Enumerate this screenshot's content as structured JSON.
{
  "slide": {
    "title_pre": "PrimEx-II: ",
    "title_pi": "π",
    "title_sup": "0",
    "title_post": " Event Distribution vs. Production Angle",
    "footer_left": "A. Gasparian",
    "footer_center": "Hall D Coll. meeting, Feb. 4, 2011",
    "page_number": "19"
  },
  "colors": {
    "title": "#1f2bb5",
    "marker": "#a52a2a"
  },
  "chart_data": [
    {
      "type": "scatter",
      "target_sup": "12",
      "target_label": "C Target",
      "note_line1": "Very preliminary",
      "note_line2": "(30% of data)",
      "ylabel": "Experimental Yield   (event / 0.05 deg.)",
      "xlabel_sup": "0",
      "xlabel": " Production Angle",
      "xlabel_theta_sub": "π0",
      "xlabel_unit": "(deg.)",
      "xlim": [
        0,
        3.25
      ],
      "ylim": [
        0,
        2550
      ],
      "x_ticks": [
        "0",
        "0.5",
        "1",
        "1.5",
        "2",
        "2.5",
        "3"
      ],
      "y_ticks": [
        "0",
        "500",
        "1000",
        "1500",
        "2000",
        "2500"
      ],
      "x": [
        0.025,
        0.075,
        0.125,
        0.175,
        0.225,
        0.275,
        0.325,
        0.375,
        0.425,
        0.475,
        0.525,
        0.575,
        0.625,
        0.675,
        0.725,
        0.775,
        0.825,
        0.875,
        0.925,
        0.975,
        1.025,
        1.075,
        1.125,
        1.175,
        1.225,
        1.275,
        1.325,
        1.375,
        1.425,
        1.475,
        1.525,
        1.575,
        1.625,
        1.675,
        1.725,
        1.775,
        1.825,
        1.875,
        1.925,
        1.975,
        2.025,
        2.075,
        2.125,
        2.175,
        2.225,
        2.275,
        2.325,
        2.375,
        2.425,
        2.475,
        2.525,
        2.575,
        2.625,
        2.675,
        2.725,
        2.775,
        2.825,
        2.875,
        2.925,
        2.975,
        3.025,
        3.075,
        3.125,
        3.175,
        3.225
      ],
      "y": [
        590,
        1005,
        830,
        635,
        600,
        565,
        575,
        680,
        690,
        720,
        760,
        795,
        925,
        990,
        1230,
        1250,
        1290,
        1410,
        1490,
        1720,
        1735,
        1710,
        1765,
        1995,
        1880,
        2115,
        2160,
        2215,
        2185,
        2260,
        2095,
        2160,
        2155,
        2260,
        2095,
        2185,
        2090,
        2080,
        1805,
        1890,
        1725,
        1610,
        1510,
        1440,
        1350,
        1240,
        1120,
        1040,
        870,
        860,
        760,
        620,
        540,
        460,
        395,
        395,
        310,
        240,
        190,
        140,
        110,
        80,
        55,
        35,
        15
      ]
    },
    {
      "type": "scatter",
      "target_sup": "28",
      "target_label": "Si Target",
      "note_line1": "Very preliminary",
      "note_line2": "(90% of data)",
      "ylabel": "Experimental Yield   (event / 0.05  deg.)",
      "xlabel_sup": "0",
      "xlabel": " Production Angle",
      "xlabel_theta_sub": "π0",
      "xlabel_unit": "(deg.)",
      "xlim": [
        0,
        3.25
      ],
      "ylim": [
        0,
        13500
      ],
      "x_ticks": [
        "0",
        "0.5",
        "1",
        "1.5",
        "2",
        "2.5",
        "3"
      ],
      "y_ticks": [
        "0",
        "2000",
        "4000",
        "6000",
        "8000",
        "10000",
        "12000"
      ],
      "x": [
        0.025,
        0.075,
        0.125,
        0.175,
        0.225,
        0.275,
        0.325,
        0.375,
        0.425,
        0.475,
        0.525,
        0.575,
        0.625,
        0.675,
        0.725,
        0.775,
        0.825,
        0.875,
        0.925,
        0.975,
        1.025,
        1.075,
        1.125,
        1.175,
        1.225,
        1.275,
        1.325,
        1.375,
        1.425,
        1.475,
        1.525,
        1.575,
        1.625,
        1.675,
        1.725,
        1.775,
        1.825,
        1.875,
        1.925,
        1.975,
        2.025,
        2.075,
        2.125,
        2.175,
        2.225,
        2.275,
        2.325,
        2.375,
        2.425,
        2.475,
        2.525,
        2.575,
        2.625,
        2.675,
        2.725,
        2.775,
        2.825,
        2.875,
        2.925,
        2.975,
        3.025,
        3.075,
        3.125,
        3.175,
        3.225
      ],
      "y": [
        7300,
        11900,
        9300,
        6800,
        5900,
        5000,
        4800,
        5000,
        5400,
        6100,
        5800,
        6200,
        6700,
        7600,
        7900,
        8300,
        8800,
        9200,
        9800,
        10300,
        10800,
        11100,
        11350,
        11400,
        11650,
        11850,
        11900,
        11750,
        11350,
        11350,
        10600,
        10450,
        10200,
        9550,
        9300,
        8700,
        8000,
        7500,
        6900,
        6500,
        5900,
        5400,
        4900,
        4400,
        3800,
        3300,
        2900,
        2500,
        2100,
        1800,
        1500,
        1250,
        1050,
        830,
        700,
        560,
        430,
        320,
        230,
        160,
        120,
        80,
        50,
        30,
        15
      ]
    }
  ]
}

- The exercise: Extract every record. Keep wording exact.

- Response:
Enumerate this screenshot's content as structured JSON.
{
  "slide": {
    "title_pre": "PrimEx-II: ",
    "title_pi": "π",
    "title_sup": "0",
    "title_post": " Event Distribution vs. Production Angle",
    "footer_left": "A. Gasparian",
    "footer_center": "Hall D Coll. meeting, Feb. 4, 2011",
    "page_number": "19"
  },
  "colors": {
    "title": "#1f2bb5",
    "marker": "#a52a2a"
  },
  "chart_data": [
    {
      "type": "scatter",
      "target_sup": "12",
      "target_label": "C Target",
      "note_line1": "Very preliminary",
      "note_line2": "(30% of data)",
      "ylabel": "Experimental Yield   (event / 0.05 deg.)",
      "xlabel_sup": "0",
      "xlabel": " Production Angle",
      "xlabel_theta_sub": "π0",
      "xlabel_unit": "(deg.)",
      "xlim": [
        0,
        3.25
      ],
      "ylim": [
        0,
        2550
      ],
      "x_ticks": [
        "0",
        "0.5",
        "1",
        "1.5",
        "2",
        "2.5",
        "3"
      ],
      "y_ticks": [
        "0",
        "500",
        "1000",
        "1500",
        "2000",
        "2500"
      ],
      "x": [
        0.025,
        0.075,
        0.125,
        0.175,
        0.225,
        0.275,
        0.325,
        0.375,
        0.425,
        0.475,
        0.525,
        0.575,
        0.625,
        0.675,
        0.725,
        0.775,
        0.825,
        0.875,
        0.925,
        0.975,
        1.025,
        1.075,
        1.125,
        1.175,
        1.225,
        1.275,
        1.325,
        1.375,
        1.425,
        1.475,
        1.525,
        1.575,
        1.625,
        1.675,
        1.725,
        1.775,
        1.825,
        1.875,
        1.925,
        1.975,
        2.025,
        2.075,
        2.125,
        2.175,
        2.225,
        2.275,
        2.325,
        2.375,
        2.425,
        2.475,
        2.525,
        2.575,
        2.625,
        2.675,
        2.725,
        2.775,
        2.825,
        2.875,
        2.925,
        2.975,
        3.025,
        3.075,
        3.125,
        3.175,
        3.225
      ],
      "y": [
        590,
        1005,
        830,
        635,
        600,
        565,
        575,
        680,
        690,
        720,
        760,
        795,
        925,
        990,
        1230,
        1250,
        1290,
        1410,
        1490,
        1720,
        1735,
        1710,
        1765,
        1995,
        1880,
        2115,
        2160,
        2215,
        2185,
        2260,
        2095,
        2160,
        2155,
        2260,
        2095,
        2185,
        2090,
        2080,
        1805,
        1890,
        1725,
        1610,
        1510,
        1440,
        1350,
        1240,
        1120,
        1040,
        870,
        860,
        760,
        620,
        540,
        460,
        395,
        395,
        310,
        240,
        190,
        140,
        110,
        80,
        55,
        35,
        15
      ]
    },
    {
      "type": "scatter",
      "target_sup": "28",
      "target_label": "Si Target",
      "note_line1": "Very preliminary",
      "note_line2": "(90% of data)",
      "ylabel": "Experimental Yield   (event / 0.05  deg.)",
      "xlabel_sup": "0",
      "xlabel": " Production Angle",
      "xlabel_theta_sub": "π0",
      "xlabel_unit": "(deg.)",
      "xlim": [
        0,
        3.25
      ],
      "ylim": [
        0,
        13500
      ],
      "x_ticks": [
        "0",
        "0.5",
        "1",
        "1.5",
        "2",
        "2.5",
        "3"
      ],
      "y_ticks": [
        "0",
        "2000",
        "4000",
        "6000",
        "8000",
        "10000",
        "12000"
      ],
      "x": [
        0.025,
        0.075,
        0.125,
        0.175,
        0.225,
        0.275,
        0.325,
        0.375,
        0.425,
        0.475,
        0.525,
        0.575,
        0.625,
        0.675,
        0.725,
        0.775,
        0.825,
        0.875,
        0.925,
        0.975,
        1.025,
        1.075,
        1.125,
        1.175,
        1.225,
        1.275,
        1.325,
        1.375,
        1.425,
        1.475,
        1.525,
        1.575,
        1.625,
        1.675,
        1.725,
        1.775,
        1.825,
        1.875,
        1.925,
        1.975,
        2.025,
        2.075,
        2.125,
        2.175,
        2.225,
        2.275,
        2.325,
        2.375,
        2.425,
        2.475,
        2.525,
        2.575,
        2.625,
        2.675,
        2.725,
        2.775,
        2.825,
        2.875,
        2.925,
        2.975,
        3.025,
        3.075,
        3.125,
        3.175,
        3.225
      ],
      "y": [
        7300,
        11900,
        9300,
        6800,
        5900,
        5000,
        4800,
        5000,
        5400,
        6100,
        5800,
        6200,
        6700,
        7600,
        7900,
        8300,
        8800,
        9200,
        9800,
        10300,
        10800,
        11100,
        11350,
        11400,
        11650,
        11850,
        11900,
        11750,
        11350,
        11350,
        10600,
        10450,
        10200,
        9550,
        9300,
        8700,
        8000,
        7500,
        6900,
        6500,
        5900,
        5400,
        4900,
        4400,
        3800,
        3300,
        2900,
        2500,
        2100,
        1800,
        1500,
        1250,
        1050,
        830,
        700,
        560,
        430,
        320,
        230,
        160,
        120,
        80,
        50,
        30,
        15
      ]
    }
  ]
}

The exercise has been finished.